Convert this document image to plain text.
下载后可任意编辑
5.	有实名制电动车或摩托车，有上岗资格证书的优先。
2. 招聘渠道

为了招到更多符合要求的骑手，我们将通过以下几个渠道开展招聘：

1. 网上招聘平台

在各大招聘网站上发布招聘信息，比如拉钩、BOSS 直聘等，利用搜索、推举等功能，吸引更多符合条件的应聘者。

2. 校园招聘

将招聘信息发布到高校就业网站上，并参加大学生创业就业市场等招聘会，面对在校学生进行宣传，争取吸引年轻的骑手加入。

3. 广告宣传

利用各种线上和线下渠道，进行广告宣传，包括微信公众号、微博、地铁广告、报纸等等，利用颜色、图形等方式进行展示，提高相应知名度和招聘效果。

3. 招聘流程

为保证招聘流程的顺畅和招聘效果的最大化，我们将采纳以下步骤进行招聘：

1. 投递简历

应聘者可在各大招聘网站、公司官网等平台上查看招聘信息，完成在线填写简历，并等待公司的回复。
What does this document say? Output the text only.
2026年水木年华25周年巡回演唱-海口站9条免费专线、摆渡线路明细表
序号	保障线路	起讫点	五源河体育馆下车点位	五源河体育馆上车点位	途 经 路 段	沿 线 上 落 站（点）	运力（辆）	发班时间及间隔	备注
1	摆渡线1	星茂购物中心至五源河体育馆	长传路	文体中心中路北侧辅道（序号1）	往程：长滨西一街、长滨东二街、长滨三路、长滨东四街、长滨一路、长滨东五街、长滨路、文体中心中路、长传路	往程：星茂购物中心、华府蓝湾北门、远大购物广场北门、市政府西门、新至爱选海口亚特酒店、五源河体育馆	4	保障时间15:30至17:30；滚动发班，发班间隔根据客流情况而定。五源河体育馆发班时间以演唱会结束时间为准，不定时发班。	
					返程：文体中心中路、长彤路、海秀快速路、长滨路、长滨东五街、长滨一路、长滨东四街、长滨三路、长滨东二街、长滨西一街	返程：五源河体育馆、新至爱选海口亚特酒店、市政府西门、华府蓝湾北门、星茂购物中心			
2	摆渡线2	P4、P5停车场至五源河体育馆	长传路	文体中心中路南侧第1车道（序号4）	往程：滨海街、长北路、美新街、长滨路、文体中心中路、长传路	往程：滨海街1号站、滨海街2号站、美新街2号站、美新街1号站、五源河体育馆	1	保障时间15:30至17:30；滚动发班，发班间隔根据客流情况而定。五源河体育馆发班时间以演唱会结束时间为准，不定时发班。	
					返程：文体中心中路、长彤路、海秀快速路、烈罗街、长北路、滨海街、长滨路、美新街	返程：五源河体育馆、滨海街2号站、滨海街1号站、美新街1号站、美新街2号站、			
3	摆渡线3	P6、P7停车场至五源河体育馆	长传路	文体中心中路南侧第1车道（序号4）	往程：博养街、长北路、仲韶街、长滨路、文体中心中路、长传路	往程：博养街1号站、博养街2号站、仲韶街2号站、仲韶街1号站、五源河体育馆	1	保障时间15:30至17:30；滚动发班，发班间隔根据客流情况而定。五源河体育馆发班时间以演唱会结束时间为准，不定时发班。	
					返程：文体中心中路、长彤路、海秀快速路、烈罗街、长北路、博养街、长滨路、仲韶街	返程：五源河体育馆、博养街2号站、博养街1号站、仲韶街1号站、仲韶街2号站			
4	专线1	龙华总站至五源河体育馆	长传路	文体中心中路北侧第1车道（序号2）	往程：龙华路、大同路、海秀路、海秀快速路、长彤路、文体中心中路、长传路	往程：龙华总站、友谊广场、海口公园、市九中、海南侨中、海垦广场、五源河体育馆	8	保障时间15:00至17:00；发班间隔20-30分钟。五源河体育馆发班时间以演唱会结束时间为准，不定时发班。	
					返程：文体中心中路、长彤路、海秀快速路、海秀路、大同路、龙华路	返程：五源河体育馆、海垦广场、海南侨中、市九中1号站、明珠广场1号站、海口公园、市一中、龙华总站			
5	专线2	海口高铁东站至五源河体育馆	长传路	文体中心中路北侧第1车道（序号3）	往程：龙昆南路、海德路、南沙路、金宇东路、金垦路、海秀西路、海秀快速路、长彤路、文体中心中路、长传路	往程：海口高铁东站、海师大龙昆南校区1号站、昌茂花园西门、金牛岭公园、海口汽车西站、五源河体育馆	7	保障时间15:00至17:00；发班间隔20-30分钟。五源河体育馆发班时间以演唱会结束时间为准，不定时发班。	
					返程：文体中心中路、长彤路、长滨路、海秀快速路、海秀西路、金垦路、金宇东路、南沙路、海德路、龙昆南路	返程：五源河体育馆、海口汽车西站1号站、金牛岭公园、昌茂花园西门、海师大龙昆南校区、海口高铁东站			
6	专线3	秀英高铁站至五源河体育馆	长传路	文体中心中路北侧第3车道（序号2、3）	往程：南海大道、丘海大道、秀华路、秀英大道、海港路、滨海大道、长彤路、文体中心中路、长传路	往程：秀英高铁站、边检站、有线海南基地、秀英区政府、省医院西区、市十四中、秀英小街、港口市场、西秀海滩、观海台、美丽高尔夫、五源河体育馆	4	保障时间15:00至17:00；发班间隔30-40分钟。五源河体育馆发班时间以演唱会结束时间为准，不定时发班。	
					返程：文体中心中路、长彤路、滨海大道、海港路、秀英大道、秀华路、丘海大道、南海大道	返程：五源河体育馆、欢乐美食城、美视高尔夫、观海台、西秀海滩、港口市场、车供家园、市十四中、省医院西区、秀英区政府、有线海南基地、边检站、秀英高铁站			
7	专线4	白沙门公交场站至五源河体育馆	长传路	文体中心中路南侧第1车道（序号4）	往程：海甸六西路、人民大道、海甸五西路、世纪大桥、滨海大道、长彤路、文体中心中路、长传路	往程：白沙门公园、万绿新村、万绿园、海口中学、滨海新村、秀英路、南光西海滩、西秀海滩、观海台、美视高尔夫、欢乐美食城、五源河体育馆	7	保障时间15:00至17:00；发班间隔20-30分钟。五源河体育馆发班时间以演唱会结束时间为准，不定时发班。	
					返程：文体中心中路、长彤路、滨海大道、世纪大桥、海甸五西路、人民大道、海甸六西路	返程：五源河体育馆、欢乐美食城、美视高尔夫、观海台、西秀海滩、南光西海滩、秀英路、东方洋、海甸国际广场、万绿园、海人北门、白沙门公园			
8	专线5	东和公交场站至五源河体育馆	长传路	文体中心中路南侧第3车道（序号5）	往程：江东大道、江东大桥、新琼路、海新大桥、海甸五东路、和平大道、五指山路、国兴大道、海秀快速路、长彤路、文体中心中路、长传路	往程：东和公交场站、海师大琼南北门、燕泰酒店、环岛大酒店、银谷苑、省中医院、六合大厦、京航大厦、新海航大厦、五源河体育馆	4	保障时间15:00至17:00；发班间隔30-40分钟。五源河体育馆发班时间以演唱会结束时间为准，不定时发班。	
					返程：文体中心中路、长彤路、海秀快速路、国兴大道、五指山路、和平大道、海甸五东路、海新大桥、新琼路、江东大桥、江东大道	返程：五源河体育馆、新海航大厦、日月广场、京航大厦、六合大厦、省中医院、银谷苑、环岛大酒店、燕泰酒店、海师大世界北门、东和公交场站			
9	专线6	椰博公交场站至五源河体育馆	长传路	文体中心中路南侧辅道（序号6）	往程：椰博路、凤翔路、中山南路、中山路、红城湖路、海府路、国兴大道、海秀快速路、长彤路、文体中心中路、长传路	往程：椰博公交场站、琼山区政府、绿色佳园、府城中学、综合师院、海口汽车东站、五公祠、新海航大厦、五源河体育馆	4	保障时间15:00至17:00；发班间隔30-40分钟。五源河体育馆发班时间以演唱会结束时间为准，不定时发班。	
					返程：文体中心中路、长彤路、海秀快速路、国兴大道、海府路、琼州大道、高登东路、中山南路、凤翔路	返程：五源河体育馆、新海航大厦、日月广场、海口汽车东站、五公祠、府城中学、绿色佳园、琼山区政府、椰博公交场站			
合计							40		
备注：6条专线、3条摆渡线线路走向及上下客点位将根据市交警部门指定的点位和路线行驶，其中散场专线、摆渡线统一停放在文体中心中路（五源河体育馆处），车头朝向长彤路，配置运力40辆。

* [WHAT YOU SHOULD DO]
From the entries above, collect every line with the string "this" in it.

* [OUTPUT OF THE EXERCISE]
Convert this document image to plain text.
What does this document say? Output the text only.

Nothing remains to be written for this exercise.